* Problem details
Search the data below for the word "meaningful" and copy each line that holds it.

--- start Material for the task ---

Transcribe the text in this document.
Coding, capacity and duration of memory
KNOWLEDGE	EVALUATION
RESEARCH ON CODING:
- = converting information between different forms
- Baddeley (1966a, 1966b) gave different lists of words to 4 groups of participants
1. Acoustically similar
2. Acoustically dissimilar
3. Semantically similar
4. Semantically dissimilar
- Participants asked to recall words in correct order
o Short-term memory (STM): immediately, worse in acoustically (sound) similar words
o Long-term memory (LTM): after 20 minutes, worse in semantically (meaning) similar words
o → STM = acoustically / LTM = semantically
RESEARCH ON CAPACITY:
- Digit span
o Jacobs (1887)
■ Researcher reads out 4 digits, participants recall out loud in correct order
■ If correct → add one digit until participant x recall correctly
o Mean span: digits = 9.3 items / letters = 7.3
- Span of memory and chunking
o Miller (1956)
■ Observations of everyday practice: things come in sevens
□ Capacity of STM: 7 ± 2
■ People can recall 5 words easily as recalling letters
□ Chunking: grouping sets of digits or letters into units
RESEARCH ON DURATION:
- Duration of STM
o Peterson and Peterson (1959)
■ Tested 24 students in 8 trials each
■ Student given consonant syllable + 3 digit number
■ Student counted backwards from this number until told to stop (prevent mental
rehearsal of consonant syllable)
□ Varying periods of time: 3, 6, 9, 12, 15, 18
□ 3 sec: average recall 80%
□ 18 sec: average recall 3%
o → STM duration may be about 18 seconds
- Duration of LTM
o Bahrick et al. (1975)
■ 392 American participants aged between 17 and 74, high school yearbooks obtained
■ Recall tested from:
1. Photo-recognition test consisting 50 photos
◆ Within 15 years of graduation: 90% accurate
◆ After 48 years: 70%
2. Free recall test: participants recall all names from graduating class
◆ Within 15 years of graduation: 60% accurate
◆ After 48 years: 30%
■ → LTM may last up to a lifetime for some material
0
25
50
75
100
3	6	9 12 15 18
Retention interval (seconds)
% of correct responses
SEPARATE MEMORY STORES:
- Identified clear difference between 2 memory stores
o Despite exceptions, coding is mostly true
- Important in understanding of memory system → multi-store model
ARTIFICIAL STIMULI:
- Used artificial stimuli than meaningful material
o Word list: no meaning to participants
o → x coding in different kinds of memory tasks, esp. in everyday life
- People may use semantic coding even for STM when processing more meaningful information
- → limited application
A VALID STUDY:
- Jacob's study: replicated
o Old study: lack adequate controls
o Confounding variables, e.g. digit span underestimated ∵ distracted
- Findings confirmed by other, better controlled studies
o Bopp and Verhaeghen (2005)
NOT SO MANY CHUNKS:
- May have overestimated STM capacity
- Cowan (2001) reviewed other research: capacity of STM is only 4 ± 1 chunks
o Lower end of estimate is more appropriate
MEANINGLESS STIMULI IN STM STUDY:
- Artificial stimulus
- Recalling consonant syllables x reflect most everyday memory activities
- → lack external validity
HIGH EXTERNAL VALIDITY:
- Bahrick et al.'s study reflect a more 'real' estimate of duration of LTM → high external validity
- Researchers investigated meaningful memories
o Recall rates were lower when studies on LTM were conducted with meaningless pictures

--- end Material for the task ---

* Response to this exercise
- Used artificial stimuli than meaningful material
- People may use semantic coding even for STM when processing more meaningful information
- Researchers investigated meaningful memories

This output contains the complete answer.